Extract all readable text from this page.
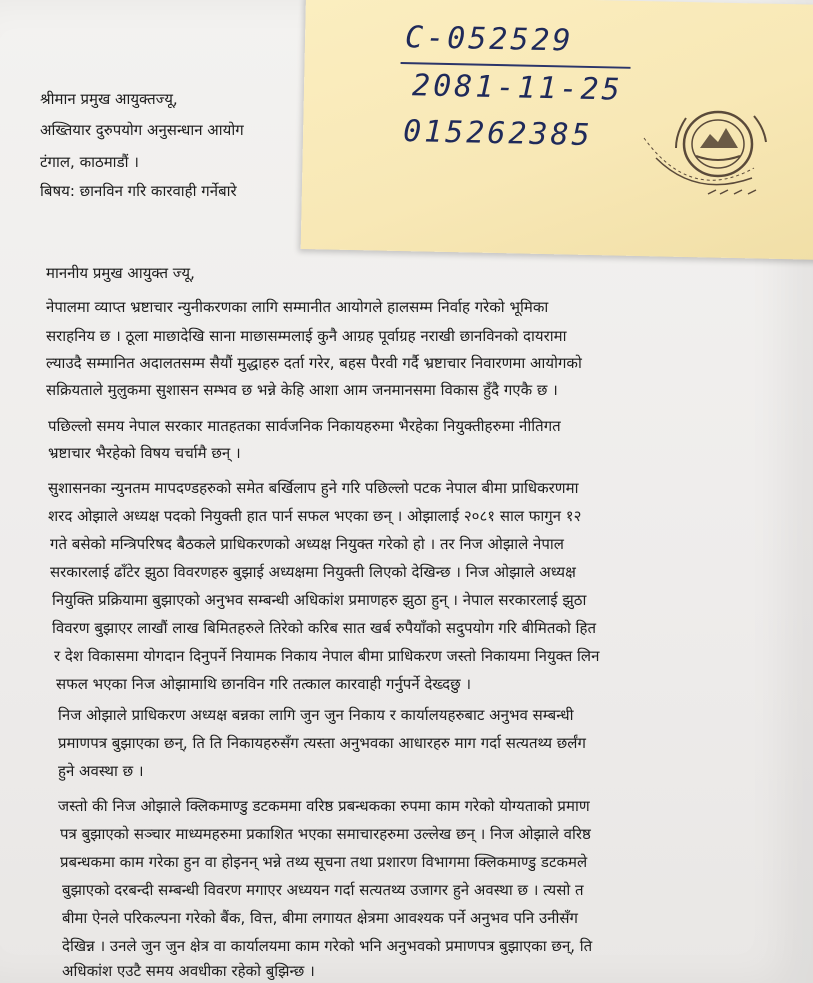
श्रीमान प्रमुख आयुक्तज्यू,
अख्तियार दुरुपयोग अनुसन्धान आयोग
टंगाल, काठमाडौं ।
बिषय: छानविन गरि कारवाही गर्नेबारे
C-052529
2081-11-25
015262385
माननीय प्रमुख आयुक्त ज्यू,
नेपालमा व्याप्त भ्रष्टाचार न्युनीकरणका लागि सम्मानीत आयोगले हालसम्म निर्वाह गरेको भूमिका
सराहनिय छ । ठूला माछादेखि साना माछासम्मलाई कुनै आग्रह पूर्वाग्रह नराखी छानविनको दायरामा
ल्याउदै सम्मानित अदालतसम्म सैयौं मुद्धाहरु दर्ता गरेर, बहस पैरवी गर्दै भ्रष्टाचार निवारणमा आयोगको
सक्रियताले मुलुकमा सुशासन सम्भव छ भन्ने केहि आशा आम जनमानसमा विकास हुँदै गएकै छ ।
पछिल्लो समय नेपाल सरकार मातहतका सार्वजनिक निकायहरुमा भैरहेका नियुक्तीहरुमा नीतिगत
भ्रष्टाचार भैरहेको विषय चर्चामै छन् ।
सुशासनका न्युनतम मापदण्डहरुको समेत बर्खिलाप हुने गरि पछिल्लो पटक नेपाल बीमा प्राधिकरणमा
शरद ओझाले अध्यक्ष पदको नियुक्ती हात पार्न सफल भएका छन् । ओझालाई २०८१ साल फागुन १२
गते बसेको मन्त्रिपरिषद बैठकले प्राधिकरणको अध्यक्ष नियुक्त गरेको हो । तर निज ओझाले नेपाल
सरकारलाई ढाँटेर झुठा विवरणहरु बुझाई अध्यक्षमा नियुक्ती लिएको देखिन्छ । निज ओझाले अध्यक्ष
नियुक्ति प्रक्रियामा बुझाएको अनुभव सम्बन्धी अधिकांश प्रमाणहरु झुठा हुन् । नेपाल सरकारलाई झुठा
विवरण बुझाएर लाखौं लाख बिमितहरुले तिरेको करिब सात खर्ब रुपैयाँको सदुपयोग गरि बीमितको हित
र देश विकासमा योगदान दिनुपर्ने नियामक निकाय नेपाल बीमा प्राधिकरण जस्तो निकायमा नियुक्त लिन
सफल भएका निज ओझामाथि छानविन गरि तत्काल कारवाही गर्नुपर्ने देख्दछु ।
निज ओझाले प्राधिकरण अध्यक्ष बन्नका लागि जुन जुन निकाय र कार्यालयहरुबाट अनुभव सम्बन्धी
प्रमाणपत्र बुझाएका छन्, ति ति निकायहरुसँग त्यस्ता अनुभवका आधारहरु माग गर्दा सत्यतथ्य छर्लंग
हुने अवस्था छ ।
जस्तो की निज ओझाले क्लिकमाण्डु डटकममा वरिष्ठ प्रबन्धकका रुपमा काम गरेको योग्यताको प्रमाण
पत्र बुझाएको सञ्चार माध्यमहरुमा प्रकाशित भएका समाचारहरुमा उल्लेख छन् । निज ओझाले वरिष्ठ
प्रबन्धकमा काम गरेका हुन वा होइनन् भन्ने तथ्य सूचना तथा प्रशारण विभागमा क्लिकमाण्डु डटकमले
बुझाएको दरबन्दी सम्बन्धी विवरण मगाएर अध्ययन गर्दा सत्यतथ्य उजागर हुने अवस्था छ । त्यसो त
बीमा ऐनले परिकल्पना गरेको बैंक, वित्त, बीमा लगायत क्षेत्रमा आवश्यक पर्ने अनुभव पनि उनीसँग
देखिन्न । उनले जुन जुन क्षेत्र वा कार्यालयमा काम गरेको भनि अनुभवको प्रमाणपत्र बुझाएका छन्, ति
अधिकांश एउटै समय अवधीका रहेको बुझिन्छ ।
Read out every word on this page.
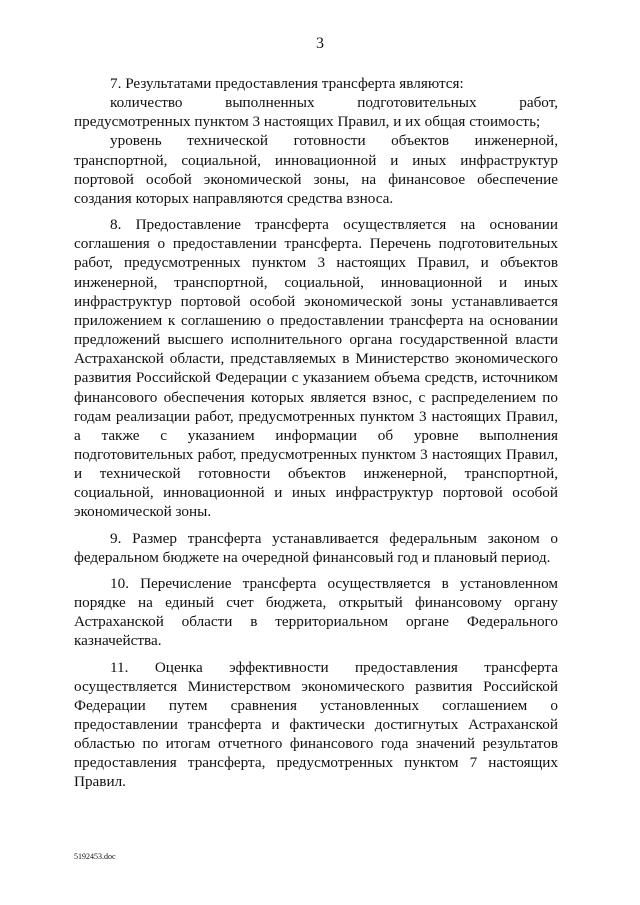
3

7. Результатами предоставления трансферта являются:

количество выполненных подготовительных работ, предусмотренных пунктом 3 настоящих Правил, и их общая стоимость;

уровень технической готовности объектов инженерной, транспортной, социальной, инновационной и иных инфраструктур портовой особой экономической зоны, на финансовое обеспечение создания которых направляются средства взноса.

8. Предоставление трансферта осуществляется на основании соглашения о предоставлении трансферта. Перечень подготовительных работ, предусмотренных пунктом 3 настоящих Правил, и объектов инженерной, транспортной, социальной, инновационной и иных инфраструктур портовой особой экономической зоны устанавливается приложением к соглашению о предоставлении трансферта на основании предложений высшего исполнительного органа государственной власти Астраханской области, представляемых в Министерство экономического развития Российской Федерации с указанием объема средств, источником финансового обеспечения которых является взнос, с распределением по годам реализации работ, предусмотренных пунктом 3 настоящих Правил, а также с указанием информации об уровне выполнения подготовительных работ, предусмотренных пунктом 3 настоящих Правил, и технической готовности объектов инженерной, транспортной, социальной, инновационной и иных инфраструктур портовой особой экономической зоны.

9. Размер трансферта устанавливается федеральным законом о федеральном бюджете на очередной финансовый год и плановый период.

10. Перечисление трансферта осуществляется в установленном порядке на единый счет бюджета, открытый финансовому органу Астраханской области в территориальном органе Федерального казначейства.

11. Оценка эффективности предоставления трансферта осуществляется Министерством экономического развития Российской Федерации путем сравнения установленных соглашением о предоставлении трансферта и фактически достигнутых Астраханской областью по итогам отчетного финансового года значений результатов предоставления трансферта, предусмотренных пунктом 7 настоящих Правил.

5192453.doc
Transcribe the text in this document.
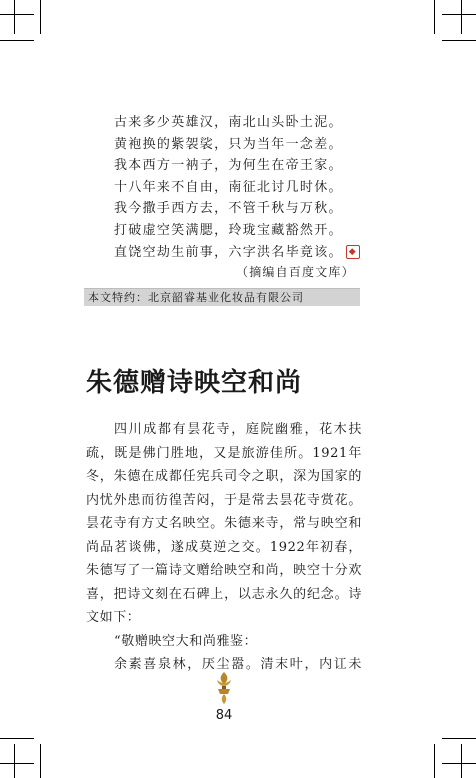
古来多少英雄汉，南北山头卧土泥。
黄袍换的紫袈裟，只为当年一念差。
我本西方一衲子，为何生在帝王家。
十八年来不自由，南征北讨几时休。
我今撒手西方去，不管千秋与万秋。
打破虚空笑满腮，玲珑宝藏豁然开。
直饶空劫生前事，六字洪名毕竟该。 ◆
（摘编自百度文库）
本文特约：北京韶睿基业化妆品有限公司
朱德赠诗映空和尚

四川成都有昙花寺，庭院幽雅，花木扶

疏，既是佛门胜地，又是旅游佳所。1921年

冬，朱德在成都任宪兵司令之职，深为国家的

内忧外患而彷徨苦闷，于是常去昙花寺赏花。

昙花寺有方丈名映空。朱德来寺，常与映空和

尚品茗谈佛，遂成莫逆之交。1922年初春，

朱德写了一篇诗文赠给映空和尚，映空十分欢

喜，把诗文刻在石碑上，以志永久的纪念。诗

文如下：

“敬赠映空大和尚雅鉴：

余素喜泉林，厌尘嚣。清末叶，内讧未

84
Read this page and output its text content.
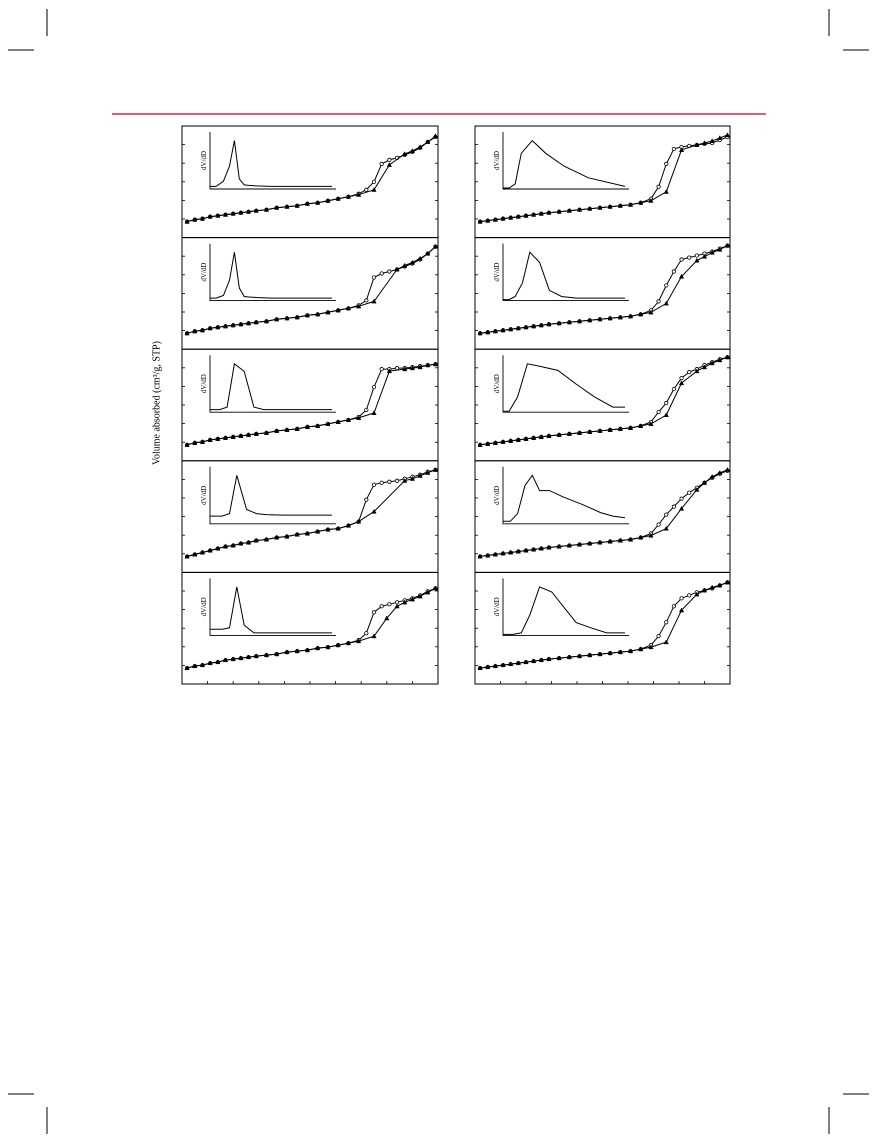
Volume absorbed (cm³/g, STP)
dV/dD
dV/dD
dV/dD
dV/dD
dV/dD
dV/dD
dV/dD
dV/dD
dV/dD
dV/dD
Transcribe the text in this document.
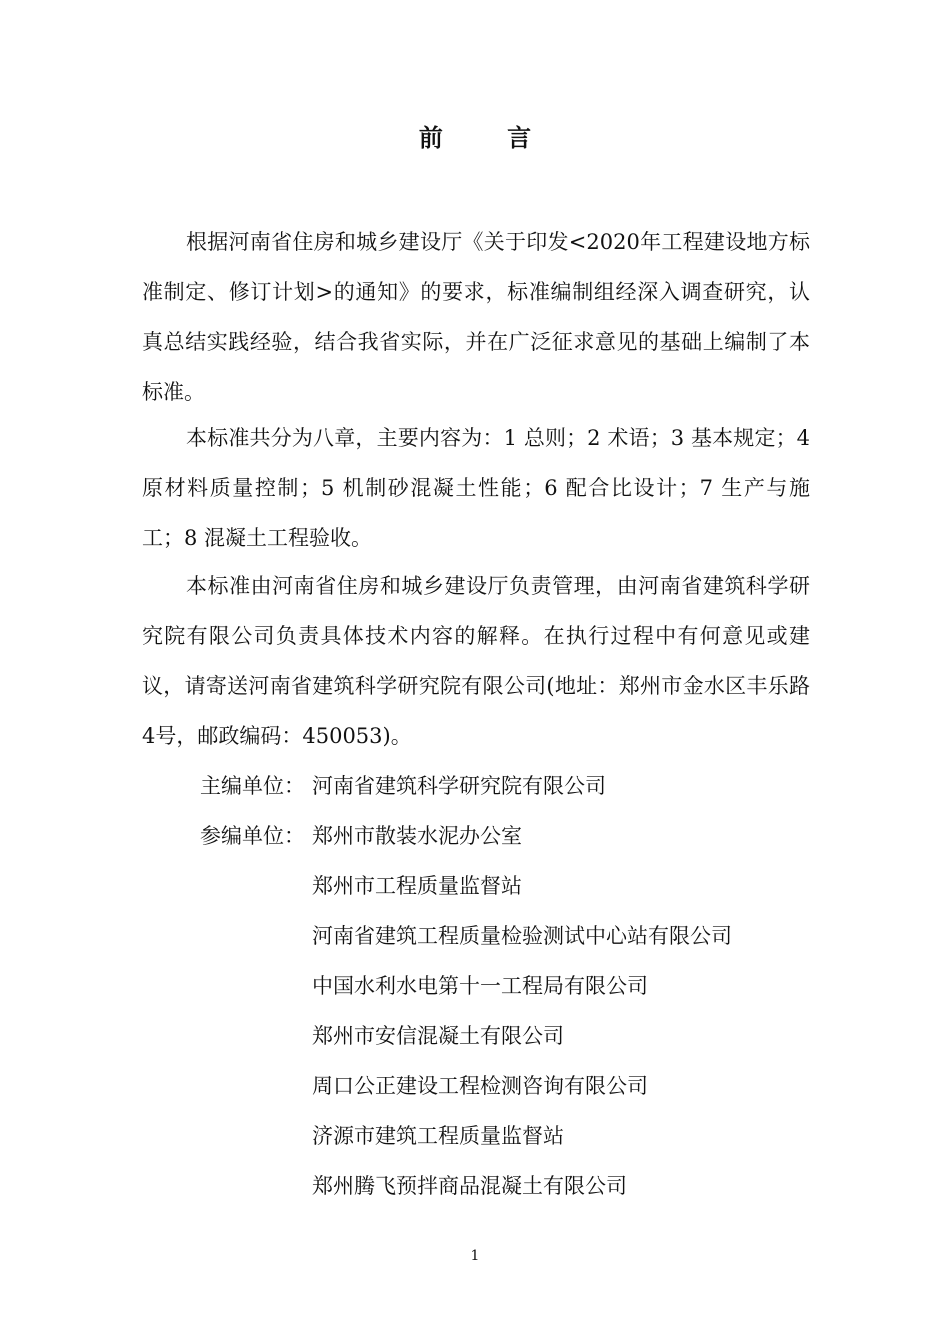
前 言

根据河南省住房和城乡建设厅《关于印发<2020年工程建设地方标准制定、修订计划>的通知》的要求，标准编制组经深入调查研究，认真总结实践经验，结合我省实际，并在广泛征求意见的基础上编制了本标准。

本标准共分为八章，主要内容为：1 总则；2 术语；3 基本规定；4 原材料质量控制；5 机制砂混凝土性能；6 配合比设计；7 生产与施工；8 混凝土工程验收。

本标准由河南省住房和城乡建设厅负责管理，由河南省建筑科学研究院有限公司负责具体技术内容的解释。在执行过程中有何意见或建议，请寄送河南省建筑科学研究院有限公司(地址：郑州市金水区丰乐路4号，邮政编码：450053)。

主编单位： 河南省建筑科学研究院有限公司
参编单位： 郑州市散装水泥办公室
郑州市工程质量监督站
河南省建筑工程质量检验测试中心站有限公司
中国水利水电第十一工程局有限公司
郑州市安信混凝土有限公司
周口公正建设工程检测咨询有限公司
济源市建筑工程质量监督站
郑州腾飞预拌商品混凝土有限公司
1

+++

▶ **Task directions**
List every line above that holds the word "करणक".

▶ **Exercise response**
नेपालमा व्याप्त भ्रष्टाचार न्युनीकरणका लागि सम्मानीत आयोगले हालसम्म निर्वाह गरेको भूमिका
गते बसेको मन्त्रिपरिषद बैठकले प्राधिकरणको अध्यक्ष नियुक्त गरेको हो । तर निज ओझाले नेपाल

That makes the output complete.